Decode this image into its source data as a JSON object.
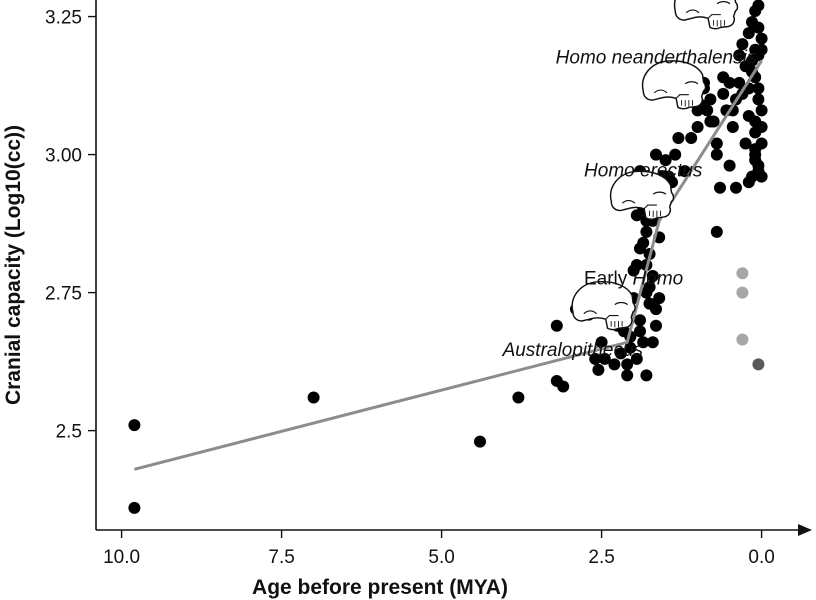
{
  "chart_data": {
    "type": "scatter",
    "title": "",
    "xlabel": "Age before present (MYA)",
    "ylabel": "Cranial capacity (Log10(cc))",
    "x_reversed": true,
    "xlim": [
      10.4,
      -0.6
    ],
    "ylim": [
      2.32,
      3.28
    ],
    "x_ticks": [
      {
        "value": 10.0,
        "label": "10.0"
      },
      {
        "value": 7.5,
        "label": "7.5"
      },
      {
        "value": 5.0,
        "label": "5.0"
      },
      {
        "value": 2.5,
        "label": "2.5"
      },
      {
        "value": 0.0,
        "label": "0.0"
      }
    ],
    "y_ticks": [
      {
        "value": 2.5,
        "label": "2.5"
      },
      {
        "value": 2.75,
        "label": "2.75"
      },
      {
        "value": 3.0,
        "label": "3.00"
      },
      {
        "value": 3.25,
        "label": "3.25"
      }
    ],
    "grid": false,
    "annotations": [
      {
        "name": "australopithecus",
        "parts": [
          {
            "text": "Australopithecus",
            "italic": true
          }
        ],
        "x": 2.95,
        "y": 2.635
      },
      {
        "name": "early-homo",
        "parts": [
          {
            "text": "Early ",
            "italic": false
          },
          {
            "text": "Homo",
            "italic": true
          }
        ],
        "x": 2.0,
        "y": 2.765
      },
      {
        "name": "homo-erectus",
        "parts": [
          {
            "text": "Homo erectus",
            "italic": true
          }
        ],
        "x": 1.85,
        "y": 2.96
      },
      {
        "name": "homo-neanderthalensis",
        "parts": [
          {
            "text": "Homo neanderthalensis",
            "italic": true
          }
        ],
        "x": 1.65,
        "y": 3.165
      }
    ],
    "skulls": [
      {
        "name": "australopithecus-skull-icon",
        "x": 2.45,
        "y": 2.725
      },
      {
        "name": "early-homo-skull-icon",
        "x": 1.85,
        "y": 2.925
      },
      {
        "name": "homo-erectus-skull-icon",
        "x": 1.35,
        "y": 3.125
      },
      {
        "name": "homo-neanderthalensis-skull-icon",
        "x": 0.85,
        "y": 3.27
      }
    ],
    "trend_line": {
      "color": "#8c8c8c",
      "x": [
        9.8,
        2.1,
        1.6,
        0.0
      ],
      "y": [
        2.43,
        2.66,
        2.88,
        3.17
      ]
    },
    "series": [
      {
        "color": "#000000",
        "x": [
          9.8,
          9.8,
          7.0,
          4.4,
          3.8,
          3.2,
          3.1,
          3.2,
          2.9,
          2.7,
          2.6,
          2.55,
          2.5,
          2.45,
          2.4,
          2.25,
          2.2,
          2.1,
          2.1,
          2.05,
          2.05,
          1.95,
          1.9,
          1.9,
          1.85,
          1.8,
          1.8,
          1.75,
          1.7,
          1.65,
          1.6,
          1.55,
          1.5,
          1.45,
          1.4,
          1.35,
          1.3,
          1.2,
          1.1,
          1.0,
          0.95,
          0.9,
          0.85,
          0.8,
          0.75,
          0.7,
          0.65,
          0.6,
          0.55,
          0.5,
          0.45,
          0.4,
          0.35,
          0.3,
          0.25,
          0.2,
          0.15,
          0.1,
          0.05,
          0.0,
          2.3,
          2.15,
          2.0,
          1.95,
          1.75,
          1.85,
          1.8,
          1.7,
          1.75,
          1.9,
          1.65,
          1.75,
          1.8,
          1.7,
          1.85,
          1.8,
          1.6,
          1.5,
          1.8,
          1.9,
          1.95,
          1.7,
          1.55,
          1.65,
          1.5,
          2.0,
          0.7,
          0.4,
          0.5,
          0.2,
          0.1,
          0.05,
          0.0,
          0.1,
          0.2,
          0.15,
          0.05,
          0.0,
          0.1,
          0.05,
          0.15,
          0.0,
          0.05,
          0.1,
          0.2,
          0.25,
          0.3,
          0.35,
          0.45,
          0.6,
          0.9,
          1.0,
          0.8,
          0.7,
          0.1,
          0.05,
          0.0,
          0.15,
          0.1,
          0.05,
          0.0,
          0.1
        ],
        "y": [
          2.51,
          2.36,
          2.56,
          2.48,
          2.56,
          2.59,
          2.58,
          2.69,
          2.72,
          2.71,
          2.63,
          2.61,
          2.66,
          2.63,
          2.75,
          2.69,
          2.64,
          2.62,
          2.6,
          2.65,
          2.67,
          2.63,
          2.68,
          2.7,
          2.66,
          2.6,
          2.75,
          2.73,
          2.78,
          2.72,
          2.85,
          2.9,
          2.93,
          2.96,
          2.95,
          3.0,
          3.03,
          2.97,
          3.03,
          3.05,
          3.09,
          3.12,
          3.08,
          3.1,
          3.06,
          2.86,
          2.94,
          3.14,
          3.08,
          3.13,
          3.05,
          3.1,
          3.18,
          3.2,
          3.16,
          3.22,
          3.24,
          3.26,
          3.27,
          3.21,
          2.62,
          2.68,
          2.79,
          2.8,
          2.76,
          2.84,
          2.88,
          2.88,
          2.82,
          2.83,
          2.69,
          2.73,
          2.86,
          2.66,
          2.9,
          2.8,
          2.74,
          2.99,
          2.92,
          2.97,
          2.89,
          2.94,
          2.96,
          3.0,
          2.92,
          2.74,
          3.0,
          2.94,
          2.98,
          2.95,
          3.0,
          3.1,
          3.02,
          3.06,
          3.12,
          3.15,
          3.18,
          3.08,
          3.04,
          2.98,
          2.96,
          3.05,
          3.12,
          3.14,
          3.07,
          3.02,
          3.11,
          3.13,
          3.08,
          3.11,
          3.13,
          3.08,
          3.06,
          3.02,
          3.19,
          3.23,
          3.19,
          3.17,
          2.99,
          2.97,
          2.96,
          3.01
        ]
      },
      {
        "color": "#a6a6a6",
        "x": [
          0.3,
          0.3,
          0.3
        ],
        "y": [
          2.785,
          2.75,
          2.665
        ]
      },
      {
        "color": "#595959",
        "x": [
          0.05
        ],
        "y": [
          2.62
        ]
      }
    ]
  }
}
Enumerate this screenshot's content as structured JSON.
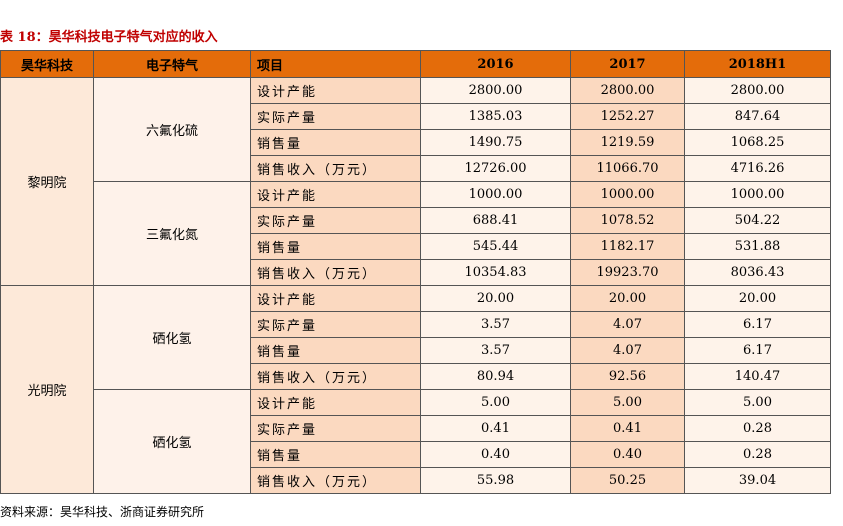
{
  "title": "表 18：昊华科技电子特气对应的收入",
  "table": {
    "header": [
      "昊华科技",
      "电子特气",
      "项目",
      "2016",
      "2017",
      "2018H1"
    ],
    "companies": [
      {
        "name": "黎明院",
        "products": [
          {
            "name": "六氟化硫",
            "rows": [
              {
                "item": "设计产能",
                "values": [
                  "2800.00",
                  "2800.00",
                  "2800.00"
                ]
              },
              {
                "item": "实际产量",
                "values": [
                  "1385.03",
                  "1252.27",
                  "847.64"
                ]
              },
              {
                "item": "销售量",
                "values": [
                  "1490.75",
                  "1219.59",
                  "1068.25"
                ]
              },
              {
                "item": "销售收入（万元）",
                "values": [
                  "12726.00",
                  "11066.70",
                  "4716.26"
                ]
              }
            ]
          },
          {
            "name": "三氟化氮",
            "rows": [
              {
                "item": "设计产能",
                "values": [
                  "1000.00",
                  "1000.00",
                  "1000.00"
                ]
              },
              {
                "item": "实际产量",
                "values": [
                  "688.41",
                  "1078.52",
                  "504.22"
                ]
              },
              {
                "item": "销售量",
                "values": [
                  "545.44",
                  "1182.17",
                  "531.88"
                ]
              },
              {
                "item": "销售收入（万元）",
                "values": [
                  "10354.83",
                  "19923.70",
                  "8036.43"
                ]
              }
            ]
          }
        ]
      },
      {
        "name": "光明院",
        "products": [
          {
            "name": "硒化氢",
            "rows": [
              {
                "item": "设计产能",
                "values": [
                  "20.00",
                  "20.00",
                  "20.00"
                ]
              },
              {
                "item": "实际产量",
                "values": [
                  "3.57",
                  "4.07",
                  "6.17"
                ]
              },
              {
                "item": "销售量",
                "values": [
                  "3.57",
                  "4.07",
                  "6.17"
                ]
              },
              {
                "item": "销售收入（万元）",
                "values": [
                  "80.94",
                  "92.56",
                  "140.47"
                ]
              }
            ]
          },
          {
            "name": "硒化氢",
            "rows": [
              {
                "item": "设计产能",
                "values": [
                  "5.00",
                  "5.00",
                  "5.00"
                ]
              },
              {
                "item": "实际产量",
                "values": [
                  "0.41",
                  "0.41",
                  "0.28"
                ]
              },
              {
                "item": "销售量",
                "values": [
                  "0.40",
                  "0.40",
                  "0.28"
                ]
              },
              {
                "item": "销售收入（万元）",
                "values": [
                  "55.98",
                  "50.25",
                  "39.04"
                ]
              }
            ]
          }
        ]
      }
    ]
  },
  "source": "资料来源：昊华科技、浙商证券研究所"
}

WHAT THE TASK ASKS
Extract all lines of the records above that include "neanderthalensis".

SOLUTION FOR THIS EXERCISE
        "name": "homo-neanderthalensis",
            "text": "Homo neanderthalensis",
        "name": "homo-neanderthalensis-skull-icon",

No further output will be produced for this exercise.